_Task goal_. Determine how many lines contain the string "原主题公园小学". Reply with that figure and nothing else.

[Data for this task start]

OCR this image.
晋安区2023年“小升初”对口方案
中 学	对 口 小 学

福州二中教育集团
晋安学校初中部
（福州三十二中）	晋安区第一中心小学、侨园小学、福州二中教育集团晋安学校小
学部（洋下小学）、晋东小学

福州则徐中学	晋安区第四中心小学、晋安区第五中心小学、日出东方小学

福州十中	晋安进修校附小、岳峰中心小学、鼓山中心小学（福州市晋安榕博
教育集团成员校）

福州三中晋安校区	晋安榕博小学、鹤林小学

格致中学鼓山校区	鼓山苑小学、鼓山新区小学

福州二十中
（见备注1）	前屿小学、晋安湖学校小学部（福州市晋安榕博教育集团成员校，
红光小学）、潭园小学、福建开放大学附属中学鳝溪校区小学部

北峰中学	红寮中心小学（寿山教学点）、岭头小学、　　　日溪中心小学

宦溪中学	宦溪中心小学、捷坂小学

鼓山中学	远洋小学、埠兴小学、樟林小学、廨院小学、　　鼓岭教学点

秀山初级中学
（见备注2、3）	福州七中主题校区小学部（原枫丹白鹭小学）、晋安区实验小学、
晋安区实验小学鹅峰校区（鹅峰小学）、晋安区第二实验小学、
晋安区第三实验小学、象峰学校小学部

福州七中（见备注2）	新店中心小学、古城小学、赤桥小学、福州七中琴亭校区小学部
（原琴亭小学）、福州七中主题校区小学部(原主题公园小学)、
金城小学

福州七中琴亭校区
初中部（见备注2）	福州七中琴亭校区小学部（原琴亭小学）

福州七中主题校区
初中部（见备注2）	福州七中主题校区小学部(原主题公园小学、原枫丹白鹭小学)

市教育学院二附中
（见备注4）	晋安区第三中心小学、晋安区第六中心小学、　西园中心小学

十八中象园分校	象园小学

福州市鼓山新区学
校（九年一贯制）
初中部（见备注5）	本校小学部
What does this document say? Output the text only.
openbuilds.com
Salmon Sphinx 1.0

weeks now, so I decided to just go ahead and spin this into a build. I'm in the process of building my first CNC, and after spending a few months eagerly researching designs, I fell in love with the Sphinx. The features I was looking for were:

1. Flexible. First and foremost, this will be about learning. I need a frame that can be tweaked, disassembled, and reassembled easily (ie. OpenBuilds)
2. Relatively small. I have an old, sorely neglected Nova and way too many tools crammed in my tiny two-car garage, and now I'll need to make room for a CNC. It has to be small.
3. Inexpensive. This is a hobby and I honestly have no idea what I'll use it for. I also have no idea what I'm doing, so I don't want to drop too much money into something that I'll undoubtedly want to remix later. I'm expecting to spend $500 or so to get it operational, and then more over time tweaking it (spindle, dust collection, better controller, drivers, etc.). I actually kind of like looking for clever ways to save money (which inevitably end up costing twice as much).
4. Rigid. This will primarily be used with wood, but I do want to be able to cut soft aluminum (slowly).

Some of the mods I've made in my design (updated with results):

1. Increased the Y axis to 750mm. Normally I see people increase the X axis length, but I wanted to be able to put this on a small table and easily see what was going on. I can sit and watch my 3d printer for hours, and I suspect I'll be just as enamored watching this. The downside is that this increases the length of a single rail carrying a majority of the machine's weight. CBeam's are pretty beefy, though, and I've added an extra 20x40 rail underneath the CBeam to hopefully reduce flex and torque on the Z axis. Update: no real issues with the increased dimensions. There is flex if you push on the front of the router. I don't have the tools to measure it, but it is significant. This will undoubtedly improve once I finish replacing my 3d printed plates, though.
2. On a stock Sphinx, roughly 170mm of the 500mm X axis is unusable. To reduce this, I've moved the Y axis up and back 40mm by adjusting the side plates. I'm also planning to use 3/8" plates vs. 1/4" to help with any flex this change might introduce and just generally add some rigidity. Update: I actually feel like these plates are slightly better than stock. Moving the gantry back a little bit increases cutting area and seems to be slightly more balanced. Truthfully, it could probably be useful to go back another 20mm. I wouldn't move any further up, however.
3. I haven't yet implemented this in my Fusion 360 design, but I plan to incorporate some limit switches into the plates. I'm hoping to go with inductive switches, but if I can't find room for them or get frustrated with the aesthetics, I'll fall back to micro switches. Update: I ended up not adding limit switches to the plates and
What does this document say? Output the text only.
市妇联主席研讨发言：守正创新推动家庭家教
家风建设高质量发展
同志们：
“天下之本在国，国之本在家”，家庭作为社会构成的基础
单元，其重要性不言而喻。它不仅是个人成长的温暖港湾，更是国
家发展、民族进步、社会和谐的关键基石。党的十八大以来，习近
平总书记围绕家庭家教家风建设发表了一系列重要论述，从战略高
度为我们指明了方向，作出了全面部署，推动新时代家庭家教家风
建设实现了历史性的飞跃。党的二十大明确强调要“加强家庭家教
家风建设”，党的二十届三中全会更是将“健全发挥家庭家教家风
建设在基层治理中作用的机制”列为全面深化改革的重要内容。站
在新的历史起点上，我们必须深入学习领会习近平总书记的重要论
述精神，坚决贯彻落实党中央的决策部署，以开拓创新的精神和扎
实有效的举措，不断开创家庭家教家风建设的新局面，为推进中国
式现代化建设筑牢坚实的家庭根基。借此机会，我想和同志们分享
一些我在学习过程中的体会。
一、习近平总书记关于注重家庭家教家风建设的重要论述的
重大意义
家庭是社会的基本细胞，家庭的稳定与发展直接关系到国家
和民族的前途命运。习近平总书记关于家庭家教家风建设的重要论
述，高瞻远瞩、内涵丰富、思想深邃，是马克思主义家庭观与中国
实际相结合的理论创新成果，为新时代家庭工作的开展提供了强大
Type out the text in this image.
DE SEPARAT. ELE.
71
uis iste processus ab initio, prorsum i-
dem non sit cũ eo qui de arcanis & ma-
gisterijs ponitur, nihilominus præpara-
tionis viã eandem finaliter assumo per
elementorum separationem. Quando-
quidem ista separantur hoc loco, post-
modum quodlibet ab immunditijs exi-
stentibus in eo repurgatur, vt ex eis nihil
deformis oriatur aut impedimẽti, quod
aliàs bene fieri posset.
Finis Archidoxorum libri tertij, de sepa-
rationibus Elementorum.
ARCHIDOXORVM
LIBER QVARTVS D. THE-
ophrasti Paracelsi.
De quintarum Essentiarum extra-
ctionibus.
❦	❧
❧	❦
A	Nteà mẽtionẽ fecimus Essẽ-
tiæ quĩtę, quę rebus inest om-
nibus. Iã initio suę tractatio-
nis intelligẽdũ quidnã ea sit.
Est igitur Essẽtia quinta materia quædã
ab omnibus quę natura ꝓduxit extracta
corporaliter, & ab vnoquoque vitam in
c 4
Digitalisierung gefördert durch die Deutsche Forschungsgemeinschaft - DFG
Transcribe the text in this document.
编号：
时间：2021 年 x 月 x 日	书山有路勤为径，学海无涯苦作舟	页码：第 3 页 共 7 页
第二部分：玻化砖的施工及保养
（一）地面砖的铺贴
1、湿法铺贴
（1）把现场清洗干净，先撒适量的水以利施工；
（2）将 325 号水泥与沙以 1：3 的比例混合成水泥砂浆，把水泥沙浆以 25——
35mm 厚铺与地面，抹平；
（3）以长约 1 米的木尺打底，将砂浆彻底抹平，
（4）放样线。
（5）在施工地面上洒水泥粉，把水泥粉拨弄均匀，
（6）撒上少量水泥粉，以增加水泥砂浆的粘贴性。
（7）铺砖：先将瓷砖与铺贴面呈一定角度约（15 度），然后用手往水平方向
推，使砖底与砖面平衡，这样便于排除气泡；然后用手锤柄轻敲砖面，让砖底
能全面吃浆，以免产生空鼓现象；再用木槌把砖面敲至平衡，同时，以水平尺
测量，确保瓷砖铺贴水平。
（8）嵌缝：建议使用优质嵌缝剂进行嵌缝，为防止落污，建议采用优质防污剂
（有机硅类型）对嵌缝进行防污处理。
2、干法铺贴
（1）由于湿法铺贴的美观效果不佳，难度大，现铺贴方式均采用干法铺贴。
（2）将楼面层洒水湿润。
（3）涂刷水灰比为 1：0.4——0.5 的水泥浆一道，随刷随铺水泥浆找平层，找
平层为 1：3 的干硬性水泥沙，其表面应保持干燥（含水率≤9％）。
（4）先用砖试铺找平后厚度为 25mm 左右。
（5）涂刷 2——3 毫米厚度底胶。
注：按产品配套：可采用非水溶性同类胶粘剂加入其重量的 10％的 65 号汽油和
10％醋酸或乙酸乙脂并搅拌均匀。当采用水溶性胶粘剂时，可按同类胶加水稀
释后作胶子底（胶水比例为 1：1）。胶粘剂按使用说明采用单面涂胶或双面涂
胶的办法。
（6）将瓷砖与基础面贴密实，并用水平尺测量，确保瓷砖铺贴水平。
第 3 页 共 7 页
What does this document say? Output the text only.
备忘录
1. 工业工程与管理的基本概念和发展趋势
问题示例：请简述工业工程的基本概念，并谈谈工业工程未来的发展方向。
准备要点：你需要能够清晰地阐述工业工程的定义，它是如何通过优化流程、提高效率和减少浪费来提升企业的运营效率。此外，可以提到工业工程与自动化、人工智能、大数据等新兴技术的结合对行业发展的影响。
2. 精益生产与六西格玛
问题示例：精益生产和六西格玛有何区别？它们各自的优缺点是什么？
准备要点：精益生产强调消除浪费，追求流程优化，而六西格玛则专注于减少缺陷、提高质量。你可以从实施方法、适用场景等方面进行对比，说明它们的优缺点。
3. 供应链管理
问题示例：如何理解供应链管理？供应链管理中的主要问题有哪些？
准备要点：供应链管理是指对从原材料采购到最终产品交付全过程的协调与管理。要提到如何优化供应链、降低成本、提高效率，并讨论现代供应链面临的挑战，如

[Data for this task end]

_Answer to the problem_. 2